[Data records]
• • • • • • •
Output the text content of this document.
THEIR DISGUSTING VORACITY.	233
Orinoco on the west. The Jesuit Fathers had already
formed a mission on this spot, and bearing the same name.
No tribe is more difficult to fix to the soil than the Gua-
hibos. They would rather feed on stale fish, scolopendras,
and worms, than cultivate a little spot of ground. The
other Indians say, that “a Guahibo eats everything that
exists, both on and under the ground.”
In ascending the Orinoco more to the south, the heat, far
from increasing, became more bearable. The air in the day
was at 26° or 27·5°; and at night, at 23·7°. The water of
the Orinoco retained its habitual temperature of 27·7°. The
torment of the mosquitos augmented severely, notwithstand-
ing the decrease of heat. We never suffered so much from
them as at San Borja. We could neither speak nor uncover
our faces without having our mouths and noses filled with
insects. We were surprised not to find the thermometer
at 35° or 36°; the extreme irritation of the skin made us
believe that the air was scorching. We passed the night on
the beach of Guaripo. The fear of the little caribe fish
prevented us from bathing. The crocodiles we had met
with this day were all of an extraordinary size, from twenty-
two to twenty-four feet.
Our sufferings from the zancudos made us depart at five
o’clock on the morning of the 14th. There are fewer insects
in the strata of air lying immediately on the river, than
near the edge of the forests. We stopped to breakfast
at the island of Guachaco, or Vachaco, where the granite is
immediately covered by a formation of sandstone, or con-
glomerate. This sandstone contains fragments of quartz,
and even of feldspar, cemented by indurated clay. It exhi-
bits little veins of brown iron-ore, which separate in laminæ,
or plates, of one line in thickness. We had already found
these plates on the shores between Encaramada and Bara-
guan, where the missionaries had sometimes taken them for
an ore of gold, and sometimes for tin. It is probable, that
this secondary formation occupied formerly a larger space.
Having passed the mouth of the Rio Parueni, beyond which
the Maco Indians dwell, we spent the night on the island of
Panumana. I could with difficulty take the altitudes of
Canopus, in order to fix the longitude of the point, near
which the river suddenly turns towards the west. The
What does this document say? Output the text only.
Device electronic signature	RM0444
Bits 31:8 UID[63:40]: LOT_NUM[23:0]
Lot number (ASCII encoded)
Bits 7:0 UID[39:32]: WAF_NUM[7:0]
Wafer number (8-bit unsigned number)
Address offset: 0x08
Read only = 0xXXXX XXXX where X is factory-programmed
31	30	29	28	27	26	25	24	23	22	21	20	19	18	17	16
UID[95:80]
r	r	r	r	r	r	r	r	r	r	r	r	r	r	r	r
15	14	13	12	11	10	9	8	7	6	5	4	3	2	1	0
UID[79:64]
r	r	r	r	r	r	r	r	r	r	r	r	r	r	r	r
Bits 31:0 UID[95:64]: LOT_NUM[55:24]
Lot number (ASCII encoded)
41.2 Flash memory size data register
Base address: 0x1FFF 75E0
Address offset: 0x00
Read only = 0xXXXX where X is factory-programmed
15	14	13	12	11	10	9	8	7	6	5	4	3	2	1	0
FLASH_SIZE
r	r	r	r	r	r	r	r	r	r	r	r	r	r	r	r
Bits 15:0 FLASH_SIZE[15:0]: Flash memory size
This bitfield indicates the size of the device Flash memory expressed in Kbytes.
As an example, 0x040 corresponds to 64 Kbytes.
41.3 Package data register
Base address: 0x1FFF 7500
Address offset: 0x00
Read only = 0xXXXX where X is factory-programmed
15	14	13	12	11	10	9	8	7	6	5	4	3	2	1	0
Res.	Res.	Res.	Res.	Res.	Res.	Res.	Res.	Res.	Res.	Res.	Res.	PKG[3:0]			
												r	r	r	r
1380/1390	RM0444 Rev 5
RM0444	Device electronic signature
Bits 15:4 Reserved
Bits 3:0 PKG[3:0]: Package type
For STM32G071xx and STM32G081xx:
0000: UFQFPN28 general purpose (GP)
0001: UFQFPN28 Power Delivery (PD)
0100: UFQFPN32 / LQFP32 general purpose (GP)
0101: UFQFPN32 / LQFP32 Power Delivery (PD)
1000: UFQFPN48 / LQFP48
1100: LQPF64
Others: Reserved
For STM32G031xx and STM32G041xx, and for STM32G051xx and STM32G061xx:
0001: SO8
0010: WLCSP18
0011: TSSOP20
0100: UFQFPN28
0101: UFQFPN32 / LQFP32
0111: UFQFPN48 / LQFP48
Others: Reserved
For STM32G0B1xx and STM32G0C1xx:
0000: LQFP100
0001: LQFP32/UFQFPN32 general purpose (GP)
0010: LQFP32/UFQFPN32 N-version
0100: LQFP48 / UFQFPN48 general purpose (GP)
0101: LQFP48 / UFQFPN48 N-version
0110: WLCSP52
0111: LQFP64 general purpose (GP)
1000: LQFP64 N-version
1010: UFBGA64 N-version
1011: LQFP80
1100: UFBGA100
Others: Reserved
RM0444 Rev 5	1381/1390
• • • • • • •
• **REQUIREMENT**
Write out every entry again, keeping each line exactly the same.

• **RESPONSE TO THE TASK**
Output the text content of this document.
THEIR DISGUSTING VORACITY.	233
Orinoco on the west. The Jesuit Fathers had already
formed a mission on this spot, and bearing the same name.
No tribe is more difficult to fix to the soil than the Gua-
hibos. They would rather feed on stale fish, scolopendras,
and worms, than cultivate a little spot of ground. The
other Indians say, that “a Guahibo eats everything that
exists, both on and under the ground.”
In ascending the Orinoco more to the south, the heat, far
from increasing, became more bearable. The air in the day
was at 26° or 27·5°; and at night, at 23·7°. The water of
the Orinoco retained its habitual temperature of 27·7°. The
torment of the mosquitos augmented severely, notwithstand-
ing the decrease of heat. We never suffered so much from
them as at San Borja. We could neither speak nor uncover
our faces without having our mouths and noses filled with
insects. We were surprised not to find the thermometer
at 35° or 36°; the extreme irritation of the skin made us
believe that the air was scorching. We passed the night on
the beach of Guaripo. The fear of the little caribe fish
prevented us from bathing. The crocodiles we had met
with this day were all of an extraordinary size, from twenty-
two to twenty-four feet.
Our sufferings from the zancudos made us depart at five
o’clock on the morning of the 14th. There are fewer insects
in the strata of air lying immediately on the river, than
near the edge of the forests. We stopped to breakfast
at the island of Guachaco, or Vachaco, where the granite is
immediately covered by a formation of sandstone, or con-
glomerate. This sandstone contains fragments of quartz,
and even of feldspar, cemented by indurated clay. It exhi-
bits little veins of brown iron-ore, which separate in laminæ,
or plates, of one line in thickness. We had already found
these plates on the shores between Encaramada and Bara-
guan, where the missionaries had sometimes taken them for
an ore of gold, and sometimes for tin. It is probable, that
this secondary formation occupied formerly a larger space.
Having passed the mouth of the Rio Parueni, beyond which
the Maco Indians dwell, we spent the night on the island of
Panumana. I could with difficulty take the altitudes of
Canopus, in order to fix the longitude of the point, near
which the river suddenly turns towards the west. The
What does this document say? Output the text only.
Device electronic signature	RM0444
Bits 31:8 UID[63:40]: LOT_NUM[23:0]
Lot number (ASCII encoded)
Bits 7:0 UID[39:32]: WAF_NUM[7:0]
Wafer number (8-bit unsigned number)
Address offset: 0x08
Read only = 0xXXXX XXXX where X is factory-programmed
31	30	29	28	27	26	25	24	23	22	21	20	19	18	17	16
UID[95:80]
r	r	r	r	r	r	r	r	r	r	r	r	r	r	r	r
15	14	13	12	11	10	9	8	7	6	5	4	3	2	1	0
UID[79:64]
r	r	r	r	r	r	r	r	r	r	r	r	r	r	r	r
Bits 31:0 UID[95:64]: LOT_NUM[55:24]
Lot number (ASCII encoded)
41.2 Flash memory size data register
Base address: 0x1FFF 75E0
Address offset: 0x00
Read only = 0xXXXX where X is factory-programmed
15	14	13	12	11	10	9	8	7	6	5	4	3	2	1	0
FLASH_SIZE
r	r	r	r	r	r	r	r	r	r	r	r	r	r	r	r
Bits 15:0 FLASH_SIZE[15:0]: Flash memory size
This bitfield indicates the size of the device Flash memory expressed in Kbytes.
As an example, 0x040 corresponds to 64 Kbytes.
41.3 Package data register
Base address: 0x1FFF 7500
Address offset: 0x00
Read only = 0xXXXX where X is factory-programmed
15	14	13	12	11	10	9	8	7	6	5	4	3	2	1	0
Res.	Res.	Res.	Res.	Res.	Res.	Res.	Res.	Res.	Res.	Res.	Res.	PKG[3:0]			
												r	r	r	r
1380/1390	RM0444 Rev 5
RM0444	Device electronic signature
Bits 15:4 Reserved
Bits 3:0 PKG[3:0]: Package type
For STM32G071xx and STM32G081xx:
0000: UFQFPN28 general purpose (GP)
0001: UFQFPN28 Power Delivery (PD)
0100: UFQFPN32 / LQFP32 general purpose (GP)
0101: UFQFPN32 / LQFP32 Power Delivery (PD)
1000: UFQFPN48 / LQFP48
1100: LQPF64
Others: Reserved
For STM32G031xx and STM32G041xx, and for STM32G051xx and STM32G061xx:
0001: SO8
0010: WLCSP18
0011: TSSOP20
0100: UFQFPN28
0101: UFQFPN32 / LQFP32
0111: UFQFPN48 / LQFP48
Others: Reserved
For STM32G0B1xx and STM32G0C1xx:
0000: LQFP100
0001: LQFP32/UFQFPN32 general purpose (GP)
0010: LQFP32/UFQFPN32 N-version
0100: LQFP48 / UFQFPN48 general purpose (GP)
0101: LQFP48 / UFQFPN48 N-version
0110: WLCSP52
0111: LQFP64 general purpose (GP)
1000: LQFP64 N-version
1010: UFBGA64 N-version
1011: LQFP80
1100: UFBGA100
Others: Reserved
RM0444 Rev 5	1381/1390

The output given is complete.